#### Supplied data:
▼

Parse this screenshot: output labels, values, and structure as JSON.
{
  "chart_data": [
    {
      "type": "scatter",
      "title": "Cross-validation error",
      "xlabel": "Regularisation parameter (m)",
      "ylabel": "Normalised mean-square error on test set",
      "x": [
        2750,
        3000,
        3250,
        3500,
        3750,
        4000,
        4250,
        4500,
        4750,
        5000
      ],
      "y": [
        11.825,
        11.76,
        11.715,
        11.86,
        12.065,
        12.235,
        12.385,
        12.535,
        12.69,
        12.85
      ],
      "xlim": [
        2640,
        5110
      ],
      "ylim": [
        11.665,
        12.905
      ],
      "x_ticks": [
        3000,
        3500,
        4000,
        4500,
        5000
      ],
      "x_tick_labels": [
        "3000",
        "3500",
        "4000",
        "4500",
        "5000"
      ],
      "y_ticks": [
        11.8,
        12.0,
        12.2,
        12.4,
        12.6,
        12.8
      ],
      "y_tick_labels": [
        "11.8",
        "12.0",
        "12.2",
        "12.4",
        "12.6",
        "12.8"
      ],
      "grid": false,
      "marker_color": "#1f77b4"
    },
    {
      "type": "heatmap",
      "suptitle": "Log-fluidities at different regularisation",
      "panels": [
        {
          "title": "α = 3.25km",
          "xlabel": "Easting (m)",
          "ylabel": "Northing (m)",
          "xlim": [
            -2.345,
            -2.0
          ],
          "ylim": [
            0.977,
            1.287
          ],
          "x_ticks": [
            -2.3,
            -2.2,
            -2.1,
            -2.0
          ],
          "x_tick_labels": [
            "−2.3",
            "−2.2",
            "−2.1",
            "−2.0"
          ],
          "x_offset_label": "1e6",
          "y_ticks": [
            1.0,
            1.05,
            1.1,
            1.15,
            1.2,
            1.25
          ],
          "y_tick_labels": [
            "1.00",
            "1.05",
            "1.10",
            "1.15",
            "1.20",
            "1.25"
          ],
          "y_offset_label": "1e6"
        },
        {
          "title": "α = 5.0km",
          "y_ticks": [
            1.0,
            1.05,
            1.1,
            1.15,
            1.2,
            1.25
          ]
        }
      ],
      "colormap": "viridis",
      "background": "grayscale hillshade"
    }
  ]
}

▲

#### Task objective:
Retype every record above exactly as it appears.

#### Finished task:
Parse this screenshot: output labels, values, and structure as JSON.
{
  "chart_data": [
    {
      "type": "scatter",
      "title": "Cross-validation error",
      "xlabel": "Regularisation parameter (m)",
      "ylabel": "Normalised mean-square error on test set",
      "x": [
        2750,
        3000,
        3250,
        3500,
        3750,
        4000,
        4250,
        4500,
        4750,
        5000
      ],
      "y": [
        11.825,
        11.76,
        11.715,
        11.86,
        12.065,
        12.235,
        12.385,
        12.535,
        12.69,
        12.85
      ],
      "xlim": [
        2640,
        5110
      ],
      "ylim": [
        11.665,
        12.905
      ],
      "x_ticks": [
        3000,
        3500,
        4000,
        4500,
        5000
      ],
      "x_tick_labels": [
        "3000",
        "3500",
        "4000",
        "4500",
        "5000"
      ],
      "y_ticks": [
        11.8,
        12.0,
        12.2,
        12.4,
        12.6,
        12.8
      ],
      "y_tick_labels": [
        "11.8",
        "12.0",
        "12.2",
        "12.4",
        "12.6",
        "12.8"
      ],
      "grid": false,
      "marker_color": "#1f77b4"
    },
    {
      "type": "heatmap",
      "suptitle": "Log-fluidities at different regularisation",
      "panels": [
        {
          "title": "α = 3.25km",
          "xlabel": "Easting (m)",
          "ylabel": "Northing (m)",
          "xlim": [
            -2.345,
            -2.0
          ],
          "ylim": [
            0.977,
            1.287
          ],
          "x_ticks": [
            -2.3,
            -2.2,
            -2.1,
            -2.0
          ],
          "x_tick_labels": [
            "−2.3",
            "−2.2",
            "−2.1",
            "−2.0"
          ],
          "x_offset_label": "1e6",
          "y_ticks": [
            1.0,
            1.05,
            1.1,
            1.15,
            1.2,
            1.25
          ],
          "y_tick_labels": [
            "1.00",
            "1.05",
            "1.10",
            "1.15",
            "1.20",
            "1.25"
          ],
          "y_offset_label": "1e6"
        },
        {
          "title": "α = 5.0km",
          "y_ticks": [
            1.0,
            1.05,
            1.1,
            1.15,
            1.2,
            1.25
          ]
        }
      ],
      "colormap": "viridis",
      "background": "grayscale hillshade"
    }
  ]
}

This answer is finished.